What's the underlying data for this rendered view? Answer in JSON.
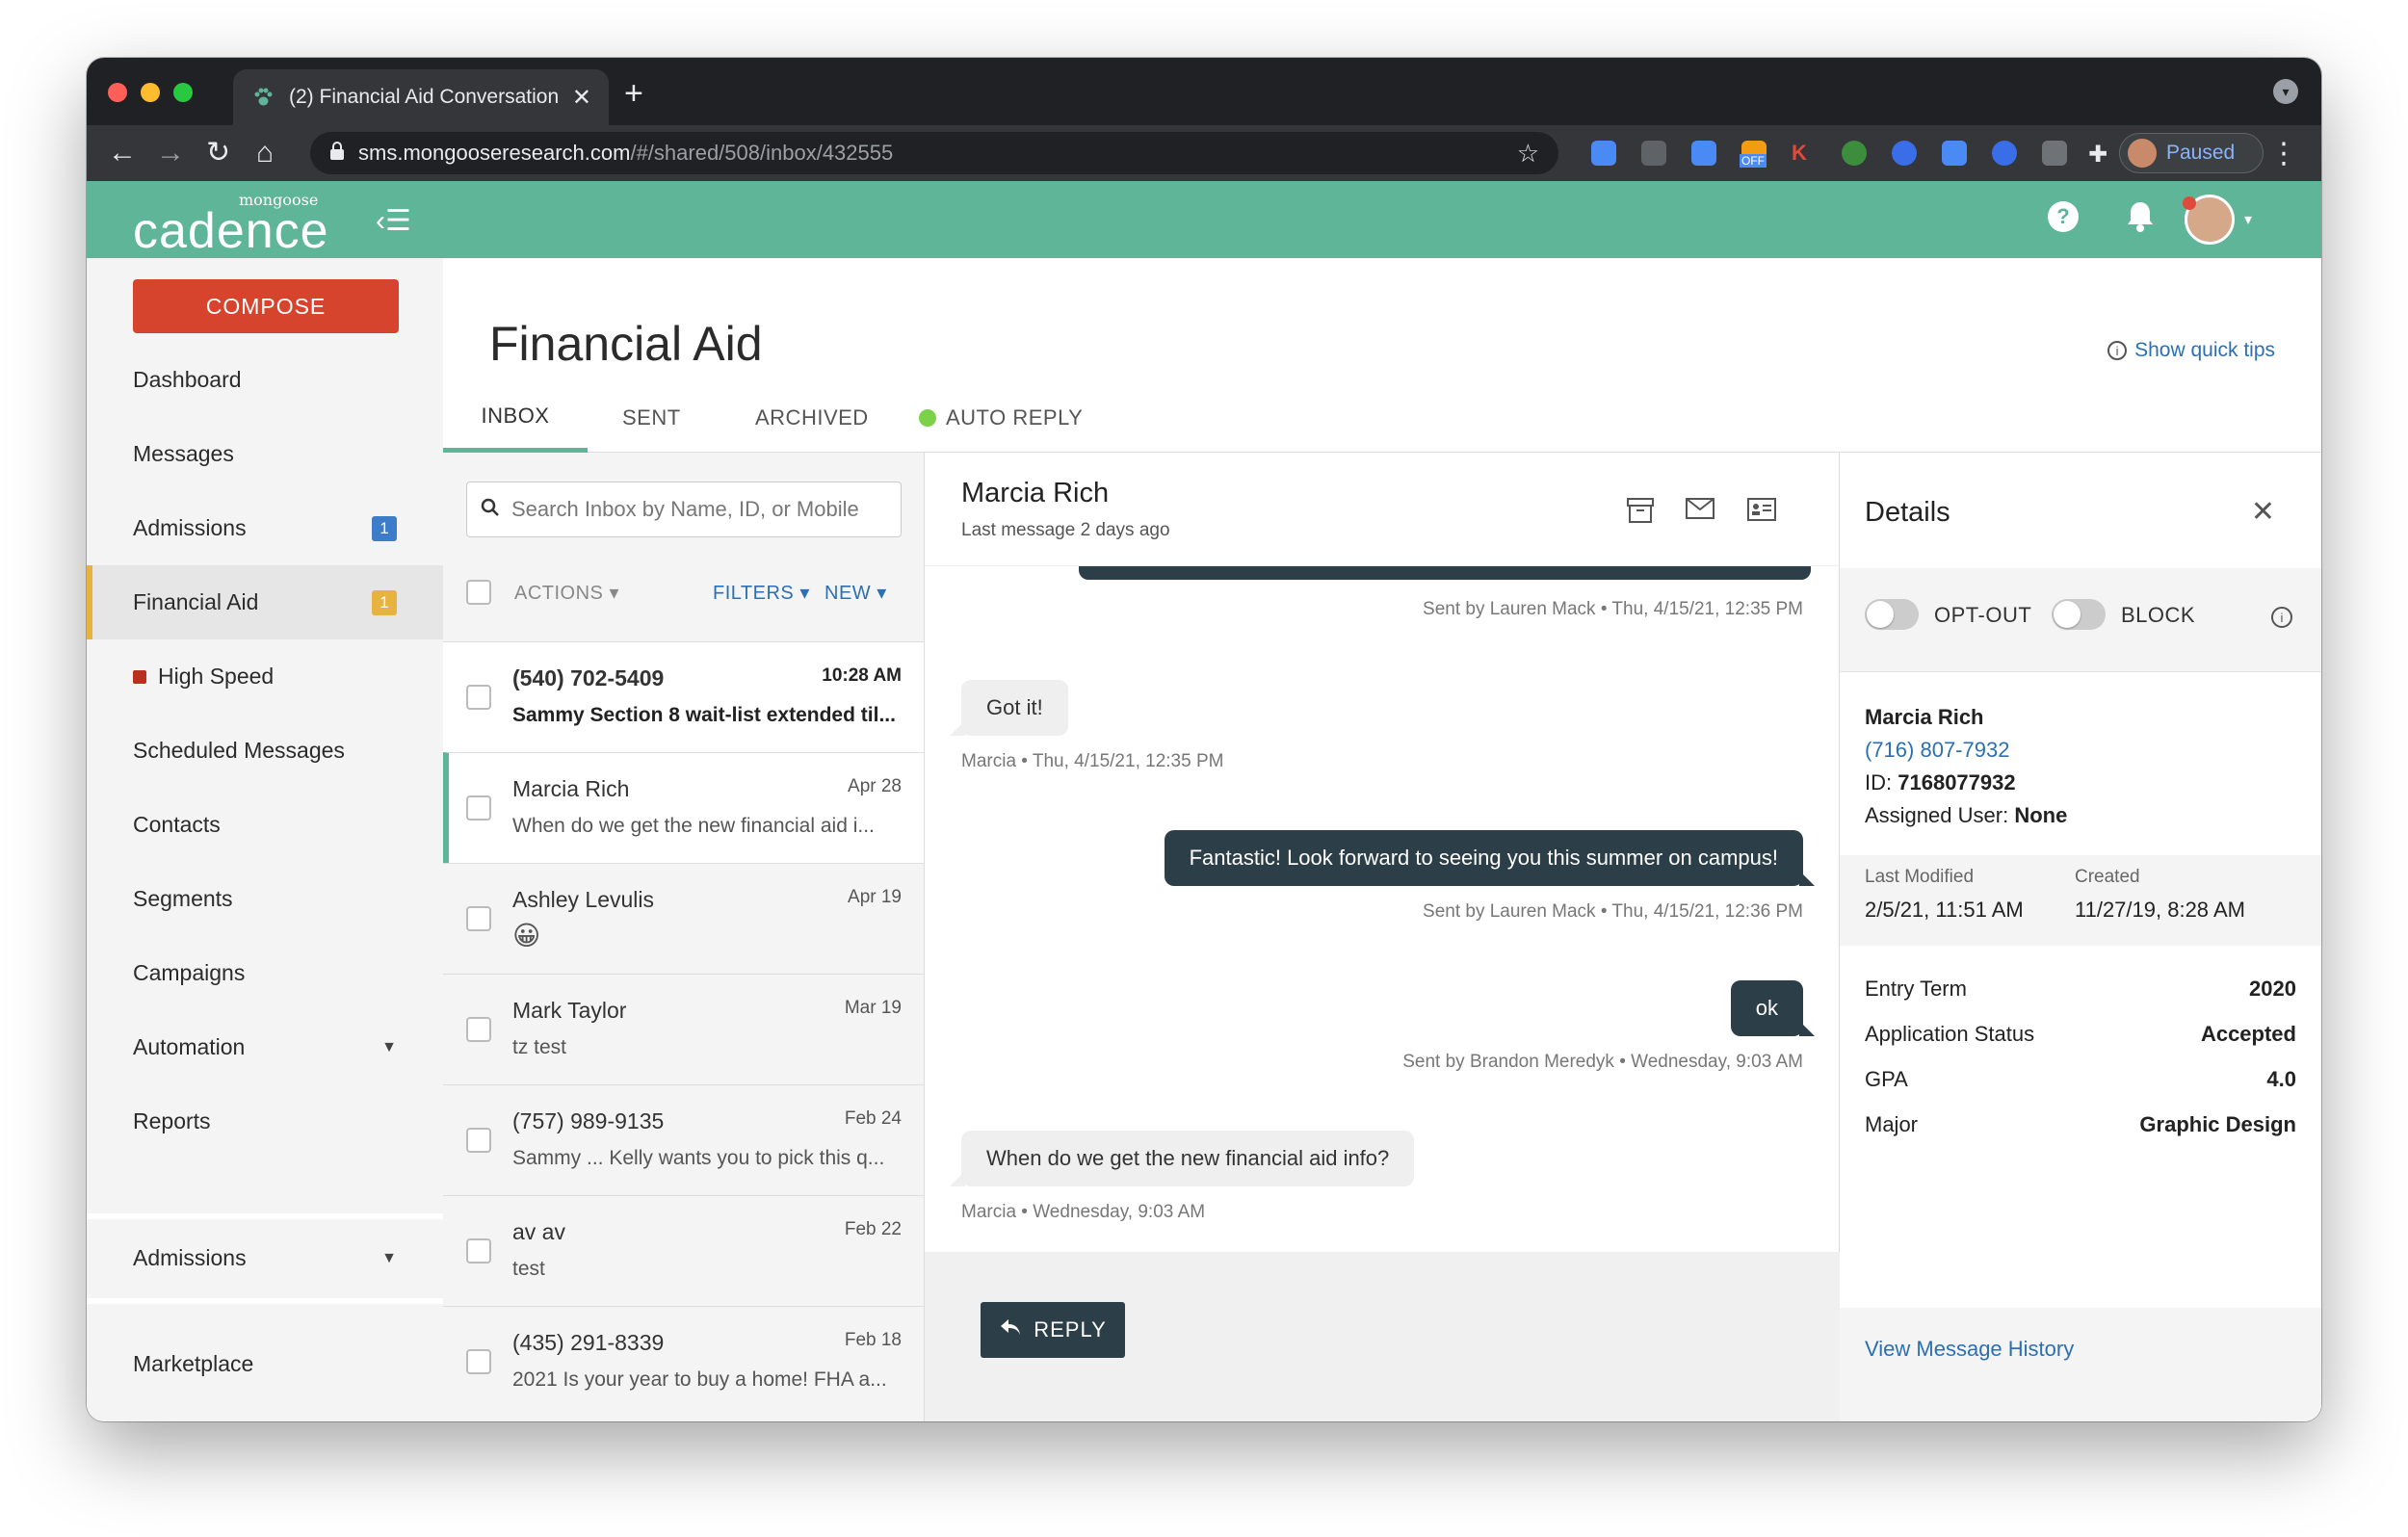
{
  "browser": {
    "tab_title": "(2) Financial Aid Conversation",
    "url_host": "sms.mongooseresearch.com",
    "url_path": "/#/shared/508/inbox/432555",
    "profile_label": "Paused",
    "extension_off_label": "OFF"
  },
  "header": {
    "logo_small": "mongoose",
    "logo_big": "cadence"
  },
  "sidebar": {
    "compose_label": "COMPOSE",
    "items": [
      {
        "label": "Dashboard"
      },
      {
        "label": "Messages"
      },
      {
        "label": "Admissions",
        "badge": "1"
      },
      {
        "label": "Financial Aid",
        "badge": "1"
      },
      {
        "label": "High Speed"
      },
      {
        "label": "Scheduled Messages"
      },
      {
        "label": "Contacts"
      },
      {
        "label": "Segments"
      },
      {
        "label": "Campaigns"
      },
      {
        "label": "Automation"
      },
      {
        "label": "Reports"
      }
    ],
    "bottom_admissions": "Admissions",
    "marketplace": "Marketplace"
  },
  "main": {
    "title": "Financial Aid",
    "quick_tips": "Show quick tips",
    "tabs": [
      {
        "label": "INBOX"
      },
      {
        "label": "SENT"
      },
      {
        "label": "ARCHIVED"
      },
      {
        "label": "AUTO REPLY"
      }
    ]
  },
  "list": {
    "search_placeholder": "Search Inbox by Name, ID, or Mobile",
    "actions_label": "ACTIONS",
    "filters_label": "FILTERS",
    "new_label": "NEW",
    "conversations": [
      {
        "name": "(540) 702-5409",
        "time": "10:28 AM",
        "snippet": "Sammy Section 8 wait-list extended til..."
      },
      {
        "name": "Marcia Rich",
        "time": "Apr 28",
        "snippet": "When do we get the new financial aid i..."
      },
      {
        "name": "Ashley Levulis",
        "time": "Apr 19",
        "snippet": "😀"
      },
      {
        "name": "Mark Taylor",
        "time": "Mar 19",
        "snippet": "tz test"
      },
      {
        "name": "(757) 989-9135",
        "time": "Feb 24",
        "snippet": "Sammy ... Kelly wants you to pick this q..."
      },
      {
        "name": "av av",
        "time": "Feb 22",
        "snippet": "test"
      },
      {
        "name": "(435) 291-8339",
        "time": "Feb 18",
        "snippet": "2021 Is your year to buy a home! FHA a..."
      }
    ]
  },
  "thread": {
    "contact_name": "Marcia Rich",
    "last_message": "Last message 2 days ago",
    "messages": [
      {
        "meta": "Sent by Lauren Mack • Thu, 4/15/21, 12:35 PM"
      },
      {
        "text": "Got it!",
        "meta": "Marcia • Thu, 4/15/21, 12:35 PM"
      },
      {
        "text": "Fantastic! Look forward to seeing you this summer on campus!",
        "meta": "Sent by Lauren Mack • Thu, 4/15/21, 12:36 PM"
      },
      {
        "text": "ok",
        "meta": "Sent by Brandon Meredyk • Wednesday, 9:03 AM"
      },
      {
        "text": "When do we get the new financial aid info?",
        "meta": "Marcia • Wednesday, 9:03 AM"
      }
    ],
    "reply_label": "REPLY"
  },
  "details": {
    "title": "Details",
    "opt_out_label": "OPT-OUT",
    "block_label": "BLOCK",
    "name": "Marcia Rich",
    "phone": "(716) 807-7932",
    "id_label": "ID:",
    "id_value": "7168077932",
    "assigned_label": "Assigned User:",
    "assigned_value": "None",
    "last_modified_label": "Last Modified",
    "last_modified_value": "2/5/21, 11:51 AM",
    "created_label": "Created",
    "created_value": "11/27/19, 8:28 AM",
    "attributes": [
      {
        "label": "Entry Term",
        "value": "2020"
      },
      {
        "label": "Application Status",
        "value": "Accepted"
      },
      {
        "label": "GPA",
        "value": "4.0"
      },
      {
        "label": "Major",
        "value": "Graphic Design"
      }
    ],
    "history_link": "View Message History"
  },
  "colors": {
    "brand_green": "#5fb597",
    "compose_red": "#d6442d",
    "dark_bubble": "#2c3e47",
    "link_blue": "#2c6fb2",
    "badge_gold": "#e6b33e",
    "badge_blue": "#3d7cc9"
  }
}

· · · · ·

> _Directions for this task_: Print each entry shown above with exact wording and no pictures.

> _Worked solution_:
What's the underlying data for this rendered view? Answer in JSON.
{
  "browser": {
    "tab_title": "(2) Financial Aid Conversation",
    "url_host": "sms.mongooseresearch.com",
    "url_path": "/#/shared/508/inbox/432555",
    "profile_label": "Paused",
    "extension_off_label": "OFF"
  },
  "header": {
    "logo_small": "mongoose",
    "logo_big": "cadence"
  },
  "sidebar": {
    "compose_label": "COMPOSE",
    "items": [
      {
        "label": "Dashboard"
      },
      {
        "label": "Messages"
      },
      {
        "label": "Admissions",
        "badge": "1"
      },
      {
        "label": "Financial Aid",
        "badge": "1"
      },
      {
        "label": "High Speed"
      },
      {
        "label": "Scheduled Messages"
      },
      {
        "label": "Contacts"
      },
      {
        "label": "Segments"
      },
      {
        "label": "Campaigns"
      },
      {
        "label": "Automation"
      },
      {
        "label": "Reports"
      }
    ],
    "bottom_admissions": "Admissions",
    "marketplace": "Marketplace"
  },
  "main": {
    "title": "Financial Aid",
    "quick_tips": "Show quick tips",
    "tabs": [
      {
        "label": "INBOX"
      },
      {
        "label": "SENT"
      },
      {
        "label": "ARCHIVED"
      },
      {
        "label": "AUTO REPLY"
      }
    ]
  },
  "list": {
    "search_placeholder": "Search Inbox by Name, ID, or Mobile",
    "actions_label": "ACTIONS",
    "filters_label": "FILTERS",
    "new_label": "NEW",
    "conversations": [
      {
        "name": "(540) 702-5409",
        "time": "10:28 AM",
        "snippet": "Sammy Section 8 wait-list extended til..."
      },
      {
        "name": "Marcia Rich",
        "time": "Apr 28",
        "snippet": "When do we get the new financial aid i..."
      },
      {
        "name": "Ashley Levulis",
        "time": "Apr 19",
        "snippet": "😀"
      },
      {
        "name": "Mark Taylor",
        "time": "Mar 19",
        "snippet": "tz test"
      },
      {
        "name": "(757) 989-9135",
        "time": "Feb 24",
        "snippet": "Sammy ... Kelly wants you to pick this q..."
      },
      {
        "name": "av av",
        "time": "Feb 22",
        "snippet": "test"
      },
      {
        "name": "(435) 291-8339",
        "time": "Feb 18",
        "snippet": "2021 Is your year to buy a home! FHA a..."
      }
    ]
  },
  "thread": {
    "contact_name": "Marcia Rich",
    "last_message": "Last message 2 days ago",
    "messages": [
      {
        "meta": "Sent by Lauren Mack • Thu, 4/15/21, 12:35 PM"
      },
      {
        "text": "Got it!",
        "meta": "Marcia • Thu, 4/15/21, 12:35 PM"
      },
      {
        "text": "Fantastic! Look forward to seeing you this summer on campus!",
        "meta": "Sent by Lauren Mack • Thu, 4/15/21, 12:36 PM"
      },
      {
        "text": "ok",
        "meta": "Sent by Brandon Meredyk • Wednesday, 9:03 AM"
      },
      {
        "text": "When do we get the new financial aid info?",
        "meta": "Marcia • Wednesday, 9:03 AM"
      }
    ],
    "reply_label": "REPLY"
  },
  "details": {
    "title": "Details",
    "opt_out_label": "OPT-OUT",
    "block_label": "BLOCK",
    "name": "Marcia Rich",
    "phone": "(716) 807-7932",
    "id_label": "ID:",
    "id_value": "7168077932",
    "assigned_label": "Assigned User:",
    "assigned_value": "None",
    "last_modified_label": "Last Modified",
    "last_modified_value": "2/5/21, 11:51 AM",
    "created_label": "Created",
    "created_value": "11/27/19, 8:28 AM",
    "attributes": [
      {
        "label": "Entry Term",
        "value": "2020"
      },
      {
        "label": "Application Status",
        "value": "Accepted"
      },
      {
        "label": "GPA",
        "value": "4.0"
      },
      {
        "label": "Major",
        "value": "Graphic Design"
      }
    ],
    "history_link": "View Message History"
  },
  "colors": {
    "brand_green": "#5fb597",
    "compose_red": "#d6442d",
    "dark_bubble": "#2c3e47",
    "link_blue": "#2c6fb2",
    "badge_gold": "#e6b33e",
    "badge_blue": "#3d7cc9"
  }
}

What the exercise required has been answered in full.